**** Excerpt provided

I am trying this code:
public void doFileUpload(String exsistingFileName, String xml){
HttpURLConnection conn = null;
DataOutputStream dos = null;
DataInputStream inStream = null;
//String exsistingFileName = "/sdcard/img2.jpg";
// Is this the place are you doing something wrong.
String lineEnd = "\r\n";
String twoHyphens = "--";
String boundary = "-----------------------------29772313742745";
int bytesRead, bytesAvailable, bufferSize;
byte[] buffer;
int maxBufferSize = 1*1024*1024;
String responseFromServer = "";
String urlString = Constants.WEB_ADDRESS+"upload.do";
try
{
//------------------ CLIENT REQUEST
Log.e("MediaPlayer","Inside second Method");
FileInputStream fileInputStream = new FileInputStream(new File(exsistingFileName) );
// open a URL connection to the Servlet
URL url = new URL(urlString);
// Open a HTTP connection to the URL
conn = (HttpURLConnection) url.openConnection();
// Allow Inputs
conn.setDoInput(true);
// Allow Outputs
conn.setDoOutput(true);
// Don't use a cached copy.
conn.setUseCaches(false);
// Use a post method.

********
**** Provided data

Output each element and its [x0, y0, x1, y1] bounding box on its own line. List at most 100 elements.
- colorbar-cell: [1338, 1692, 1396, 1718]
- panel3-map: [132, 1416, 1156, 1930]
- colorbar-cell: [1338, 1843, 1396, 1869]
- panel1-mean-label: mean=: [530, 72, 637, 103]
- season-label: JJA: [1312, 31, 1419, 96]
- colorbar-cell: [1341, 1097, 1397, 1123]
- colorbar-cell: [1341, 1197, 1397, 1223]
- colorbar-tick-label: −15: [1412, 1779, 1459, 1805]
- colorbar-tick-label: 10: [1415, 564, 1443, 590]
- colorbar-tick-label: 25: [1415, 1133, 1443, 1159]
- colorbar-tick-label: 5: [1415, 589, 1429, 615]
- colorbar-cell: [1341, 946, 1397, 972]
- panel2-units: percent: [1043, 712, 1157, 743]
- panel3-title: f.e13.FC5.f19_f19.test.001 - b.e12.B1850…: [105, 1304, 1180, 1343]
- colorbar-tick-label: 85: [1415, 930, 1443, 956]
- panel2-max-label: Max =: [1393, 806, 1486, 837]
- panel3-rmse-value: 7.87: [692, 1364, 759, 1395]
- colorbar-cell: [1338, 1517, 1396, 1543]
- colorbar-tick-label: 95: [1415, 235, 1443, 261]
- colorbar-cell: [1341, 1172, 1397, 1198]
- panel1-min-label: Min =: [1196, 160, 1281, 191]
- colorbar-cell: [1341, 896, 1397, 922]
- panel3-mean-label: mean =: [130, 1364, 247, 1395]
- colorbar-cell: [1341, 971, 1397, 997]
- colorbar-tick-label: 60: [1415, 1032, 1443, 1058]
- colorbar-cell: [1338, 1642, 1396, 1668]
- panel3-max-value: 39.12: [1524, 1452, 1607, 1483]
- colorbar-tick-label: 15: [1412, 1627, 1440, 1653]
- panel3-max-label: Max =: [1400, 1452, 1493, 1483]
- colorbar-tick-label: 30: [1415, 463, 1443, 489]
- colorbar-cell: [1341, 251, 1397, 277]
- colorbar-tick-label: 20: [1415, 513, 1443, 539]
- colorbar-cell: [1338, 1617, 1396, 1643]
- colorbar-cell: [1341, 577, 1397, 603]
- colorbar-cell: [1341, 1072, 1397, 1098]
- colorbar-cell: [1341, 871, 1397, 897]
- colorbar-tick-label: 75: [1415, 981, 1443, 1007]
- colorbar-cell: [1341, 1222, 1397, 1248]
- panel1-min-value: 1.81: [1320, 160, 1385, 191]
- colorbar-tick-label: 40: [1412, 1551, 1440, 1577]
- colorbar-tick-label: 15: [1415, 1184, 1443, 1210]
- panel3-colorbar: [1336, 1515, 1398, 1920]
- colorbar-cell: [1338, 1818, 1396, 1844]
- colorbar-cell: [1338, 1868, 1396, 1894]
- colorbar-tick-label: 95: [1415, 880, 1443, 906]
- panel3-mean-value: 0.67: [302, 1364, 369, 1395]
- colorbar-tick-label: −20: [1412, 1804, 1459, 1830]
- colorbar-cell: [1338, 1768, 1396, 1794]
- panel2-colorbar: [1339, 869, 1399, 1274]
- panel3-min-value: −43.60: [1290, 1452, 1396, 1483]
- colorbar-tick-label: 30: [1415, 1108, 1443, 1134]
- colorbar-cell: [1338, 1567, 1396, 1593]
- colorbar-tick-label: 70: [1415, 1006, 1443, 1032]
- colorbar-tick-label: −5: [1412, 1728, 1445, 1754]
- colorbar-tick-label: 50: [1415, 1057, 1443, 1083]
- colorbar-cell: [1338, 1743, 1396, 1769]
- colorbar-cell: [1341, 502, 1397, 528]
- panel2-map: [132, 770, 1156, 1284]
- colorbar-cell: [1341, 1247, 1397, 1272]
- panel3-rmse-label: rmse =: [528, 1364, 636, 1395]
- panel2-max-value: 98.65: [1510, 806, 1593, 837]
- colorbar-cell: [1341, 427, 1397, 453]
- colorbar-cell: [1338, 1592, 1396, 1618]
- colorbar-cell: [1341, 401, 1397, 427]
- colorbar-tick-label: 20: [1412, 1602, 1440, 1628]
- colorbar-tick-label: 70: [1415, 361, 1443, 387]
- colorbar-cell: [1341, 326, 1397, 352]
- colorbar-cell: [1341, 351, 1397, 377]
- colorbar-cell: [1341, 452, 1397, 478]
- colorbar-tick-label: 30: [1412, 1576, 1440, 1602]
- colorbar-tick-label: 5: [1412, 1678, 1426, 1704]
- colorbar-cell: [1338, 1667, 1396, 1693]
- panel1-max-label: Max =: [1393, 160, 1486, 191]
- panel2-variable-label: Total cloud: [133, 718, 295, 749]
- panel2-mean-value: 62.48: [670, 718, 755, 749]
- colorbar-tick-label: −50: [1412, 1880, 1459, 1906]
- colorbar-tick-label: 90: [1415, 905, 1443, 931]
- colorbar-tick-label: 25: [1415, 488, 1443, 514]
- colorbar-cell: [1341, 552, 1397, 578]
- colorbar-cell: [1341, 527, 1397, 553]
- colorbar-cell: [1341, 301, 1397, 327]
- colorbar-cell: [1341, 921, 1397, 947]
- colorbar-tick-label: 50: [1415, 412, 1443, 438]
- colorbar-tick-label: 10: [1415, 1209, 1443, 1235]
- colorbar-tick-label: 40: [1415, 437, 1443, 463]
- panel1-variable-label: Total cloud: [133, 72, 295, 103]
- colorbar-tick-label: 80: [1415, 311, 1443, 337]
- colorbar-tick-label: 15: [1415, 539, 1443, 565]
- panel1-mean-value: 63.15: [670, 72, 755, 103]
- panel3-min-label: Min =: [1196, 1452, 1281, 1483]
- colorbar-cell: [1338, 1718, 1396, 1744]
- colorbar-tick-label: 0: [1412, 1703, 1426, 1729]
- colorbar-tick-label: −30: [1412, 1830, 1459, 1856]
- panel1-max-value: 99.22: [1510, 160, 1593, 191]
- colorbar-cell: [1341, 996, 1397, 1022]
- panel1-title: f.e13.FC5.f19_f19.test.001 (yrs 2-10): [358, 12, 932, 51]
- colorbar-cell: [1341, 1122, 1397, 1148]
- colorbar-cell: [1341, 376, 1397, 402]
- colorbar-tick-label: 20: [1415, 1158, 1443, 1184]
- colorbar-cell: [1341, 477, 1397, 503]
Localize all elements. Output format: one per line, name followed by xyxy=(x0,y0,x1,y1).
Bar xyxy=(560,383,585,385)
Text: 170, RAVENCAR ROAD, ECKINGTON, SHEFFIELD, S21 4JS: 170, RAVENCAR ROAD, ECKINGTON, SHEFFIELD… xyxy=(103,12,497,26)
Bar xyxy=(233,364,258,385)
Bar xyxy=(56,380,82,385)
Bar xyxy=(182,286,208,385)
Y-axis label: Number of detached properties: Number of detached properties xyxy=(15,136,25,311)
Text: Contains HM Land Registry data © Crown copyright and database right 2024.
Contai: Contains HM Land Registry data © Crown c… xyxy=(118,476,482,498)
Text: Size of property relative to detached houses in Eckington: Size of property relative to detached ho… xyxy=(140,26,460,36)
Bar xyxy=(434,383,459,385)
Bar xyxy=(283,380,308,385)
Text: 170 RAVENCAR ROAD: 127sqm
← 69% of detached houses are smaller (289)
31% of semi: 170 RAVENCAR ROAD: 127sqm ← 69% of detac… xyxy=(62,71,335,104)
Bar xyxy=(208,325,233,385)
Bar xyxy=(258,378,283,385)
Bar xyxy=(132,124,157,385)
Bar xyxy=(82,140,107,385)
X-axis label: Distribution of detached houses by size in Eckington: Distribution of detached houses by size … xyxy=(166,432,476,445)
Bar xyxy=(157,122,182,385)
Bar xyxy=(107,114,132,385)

********

§ **Stated problem A**
Using the upload code, decide whether each statement agrees with it: (i) the maximum buffer size is set to 1*1024*1024; (ii) the connection is set to use cached copies; (iii) the URL string ends with "upload.do". Answer yes or no for each and quote the deciding words.
§ **Stated problem B**
Please write out everything in the upload code from "I am trying" down to "doing something wrong." again, swapping "inStream" for "inputStream".

§ **Written answer A**
(i) Yes: "int maxBufferSize = 1*1024*1024;"
(ii) No: "conn.setUseCaches(false);"
(iii) Yes: "String urlString = Constants.WEB_ADDRESS+"upload.do";"

§ **Written answer B**
I am trying this code:
public void doFileUpload(String exsistingFileName, String xml){
HttpURLConnection conn = null;
DataOutputStream dos = null;
DataInputStream inputStream = null;
//String exsistingFileName = "/sdcard/img2.jpg";
// Is this the place are you doing something wrong.